Output all the entries word for word. Omit the pictures.
* * * * *
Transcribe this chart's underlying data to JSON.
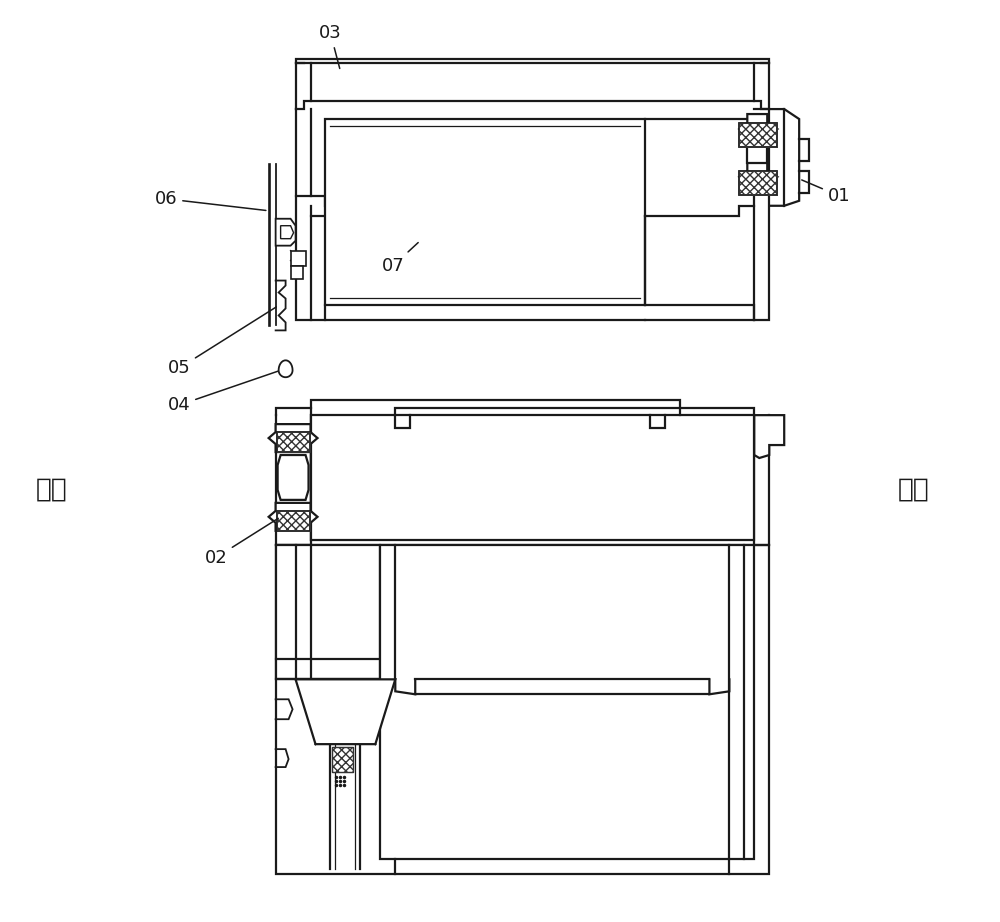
{
  "background_color": "#ffffff",
  "line_color": "#1a1a1a",
  "line_width": 1.6,
  "outdoor_text": "室外",
  "indoor_text": "室内",
  "labels": [
    "01",
    "02",
    "03",
    "04",
    "05",
    "06",
    "07"
  ],
  "figsize": [
    10.0,
    9.22
  ],
  "dpi": 100
}
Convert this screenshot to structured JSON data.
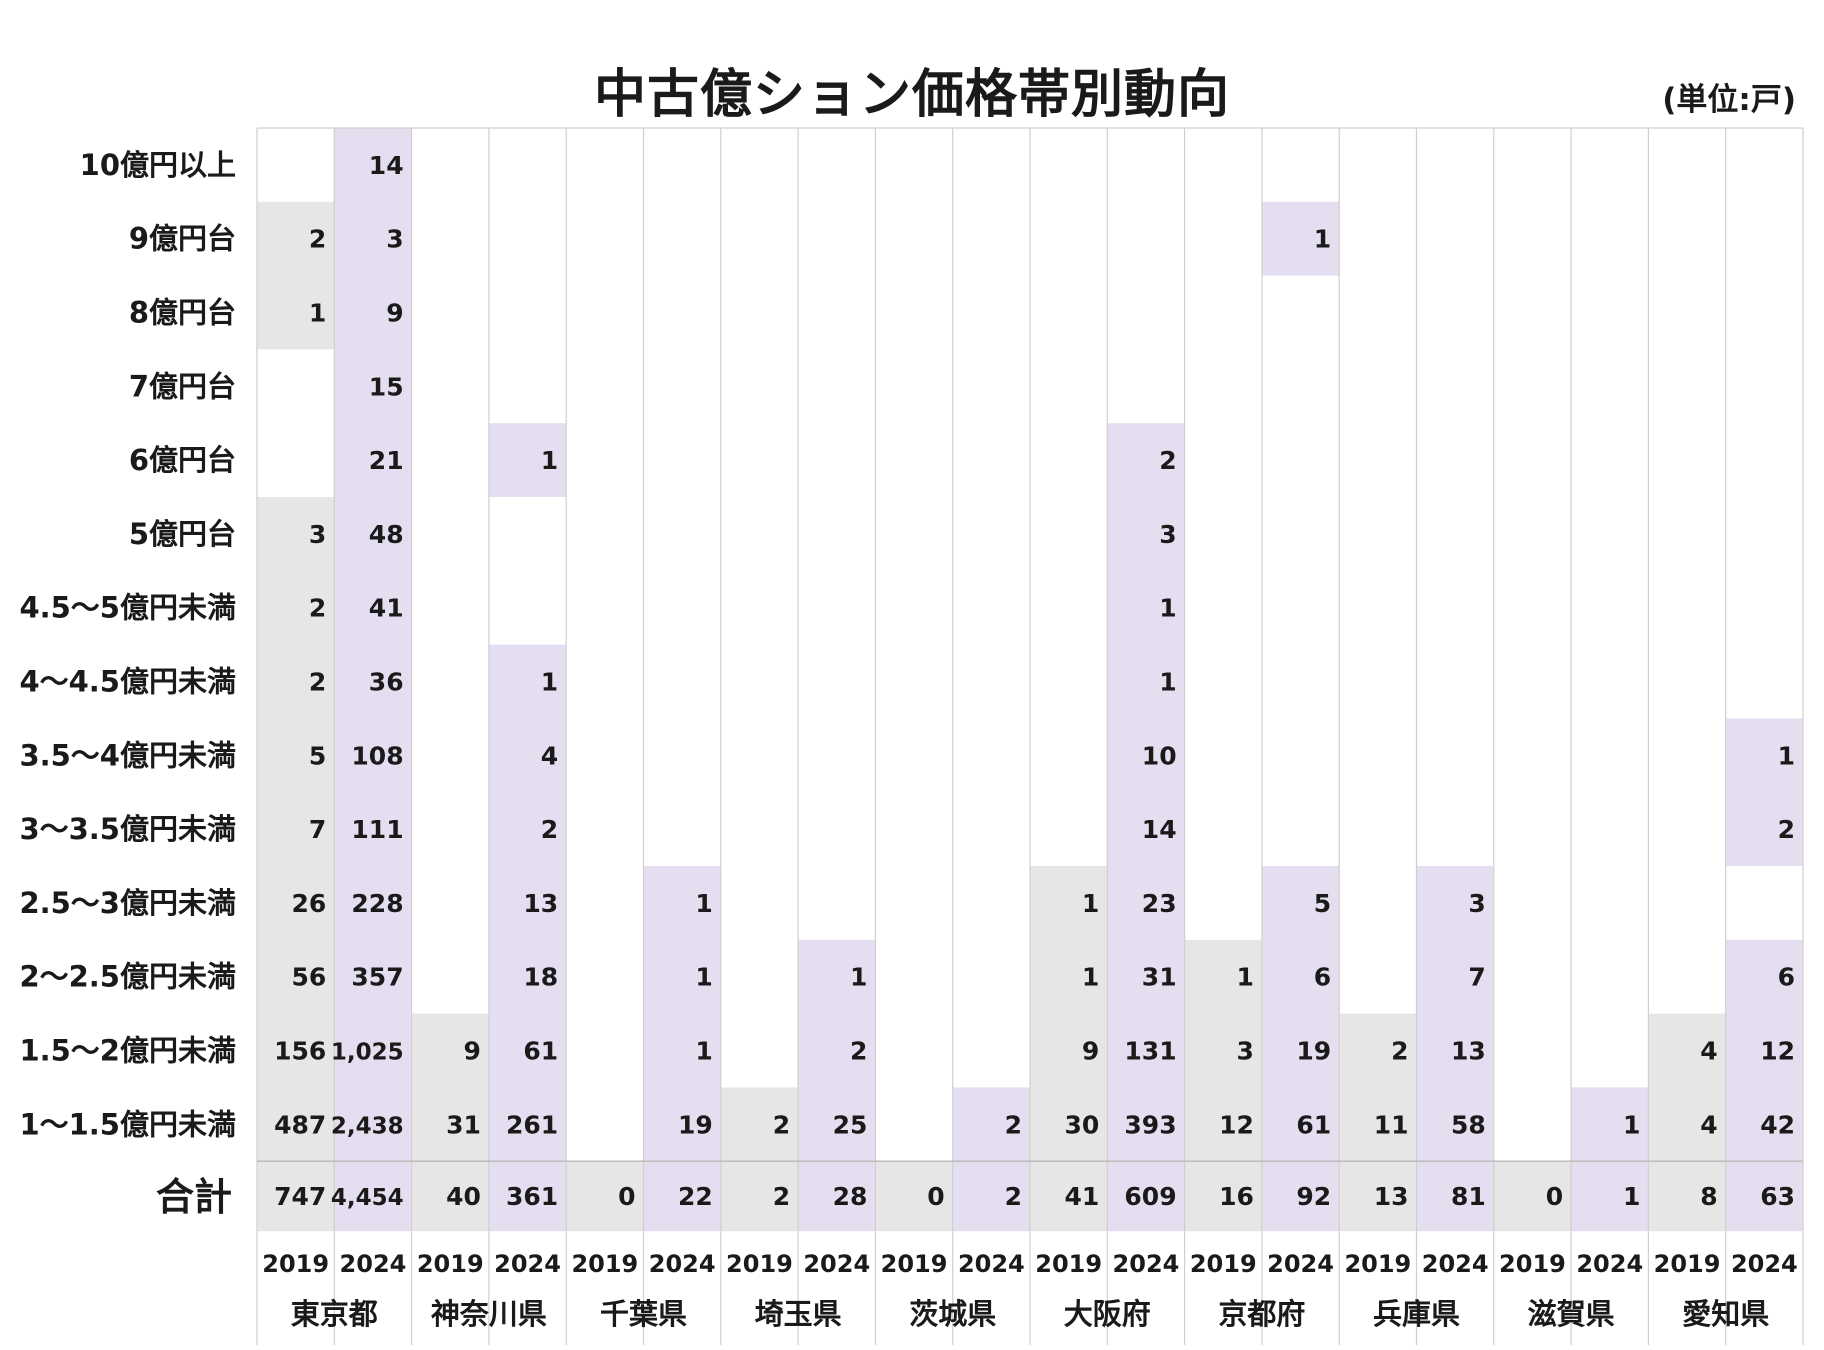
* * * * *
> **PROBLEM SOLUTION**:
Transcribe this chart's underlying data to JSON.
{
  "background_color": "#ffffff",
  "line_color": "#1a1a1a",
  "line_width": 1.6,
  "outdoor_text": "室外",
  "indoor_text": "室内",
  "labels": [
    "01",
    "02",
    "03",
    "04",
    "05",
    "06",
    "07"
  ],
  "figsize": [
    10.0,
    9.22
  ],
  "dpi": 100
}
Convert this screenshot to structured JSON data.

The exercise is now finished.